--- The input ---

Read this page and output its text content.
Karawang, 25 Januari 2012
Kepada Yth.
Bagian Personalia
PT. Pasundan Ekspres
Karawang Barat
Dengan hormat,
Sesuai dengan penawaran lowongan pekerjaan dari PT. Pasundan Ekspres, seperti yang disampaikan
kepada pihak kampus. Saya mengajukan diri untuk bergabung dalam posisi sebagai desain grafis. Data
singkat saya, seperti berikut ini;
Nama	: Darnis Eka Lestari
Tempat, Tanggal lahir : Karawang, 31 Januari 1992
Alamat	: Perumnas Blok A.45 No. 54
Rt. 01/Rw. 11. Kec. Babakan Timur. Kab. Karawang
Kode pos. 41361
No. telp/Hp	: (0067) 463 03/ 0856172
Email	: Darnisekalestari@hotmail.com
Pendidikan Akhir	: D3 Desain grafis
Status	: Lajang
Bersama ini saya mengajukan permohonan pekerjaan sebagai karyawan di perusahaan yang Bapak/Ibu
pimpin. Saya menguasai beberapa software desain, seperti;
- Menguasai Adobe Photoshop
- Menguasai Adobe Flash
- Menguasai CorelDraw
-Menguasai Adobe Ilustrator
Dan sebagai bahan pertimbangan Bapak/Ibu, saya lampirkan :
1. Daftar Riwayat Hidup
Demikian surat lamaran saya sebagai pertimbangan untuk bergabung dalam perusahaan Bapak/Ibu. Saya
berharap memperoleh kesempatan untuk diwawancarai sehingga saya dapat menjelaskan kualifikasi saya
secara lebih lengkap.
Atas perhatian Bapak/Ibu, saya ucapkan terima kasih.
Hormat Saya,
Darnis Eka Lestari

---

Copy out each line that contains the word "pertimbangan".

• **Answer to the task**
Dan sebagai bahan pertimbangan Bapak/Ibu, saya lampirkan :
Demikian surat lamaran saya sebagai pertimbangan untuk bergabung dalam perusahaan Bapak/Ibu. Saya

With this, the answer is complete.